__INSTRUCTION__
Retype every entry exactly, character for character.

__RECORDS SHOWN__
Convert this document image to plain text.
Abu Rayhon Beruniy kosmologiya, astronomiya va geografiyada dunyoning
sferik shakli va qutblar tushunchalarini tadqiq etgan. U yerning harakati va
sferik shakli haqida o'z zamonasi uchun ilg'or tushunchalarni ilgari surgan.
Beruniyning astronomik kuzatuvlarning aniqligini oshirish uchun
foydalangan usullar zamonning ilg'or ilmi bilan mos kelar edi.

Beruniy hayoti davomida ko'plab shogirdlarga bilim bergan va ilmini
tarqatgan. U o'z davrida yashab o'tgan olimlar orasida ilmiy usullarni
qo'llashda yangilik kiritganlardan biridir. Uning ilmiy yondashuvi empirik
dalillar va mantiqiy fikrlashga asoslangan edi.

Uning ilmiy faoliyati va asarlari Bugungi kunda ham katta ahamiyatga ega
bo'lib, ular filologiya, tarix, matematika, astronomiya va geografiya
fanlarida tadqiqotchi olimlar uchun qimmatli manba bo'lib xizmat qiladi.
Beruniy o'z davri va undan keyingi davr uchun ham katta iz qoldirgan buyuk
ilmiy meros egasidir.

__SOLUTION__
Convert this document image to plain text.
Abu Rayhon Beruniy kosmologiya, astronomiya va geografiyada dunyoning
sferik shakli va qutblar tushunchalarini tadqiq etgan. U yerning harakati va
sferik shakli haqida o'z zamonasi uchun ilg'or tushunchalarni ilgari surgan.
Beruniyning astronomik kuzatuvlarning aniqligini oshirish uchun
foydalangan usullar zamonning ilg'or ilmi bilan mos kelar edi.

Beruniy hayoti davomida ko'plab shogirdlarga bilim bergan va ilmini
tarqatgan. U o'z davrida yashab o'tgan olimlar orasida ilmiy usullarni
qo'llashda yangilik kiritganlardan biridir. Uning ilmiy yondashuvi empirik
dalillar va mantiqiy fikrlashga asoslangan edi.

Uning ilmiy faoliyati va asarlari Bugungi kunda ham katta ahamiyatga ega
bo'lib, ular filologiya, tarix, matematika, astronomiya va geografiya
fanlarida tadqiqotchi olimlar uchun qimmatli manba bo'lib xizmat qiladi.
Beruniy o'z davri va undan keyingi davr uchun ham katta iz qoldirgan buyuk
ilmiy meros egasidir.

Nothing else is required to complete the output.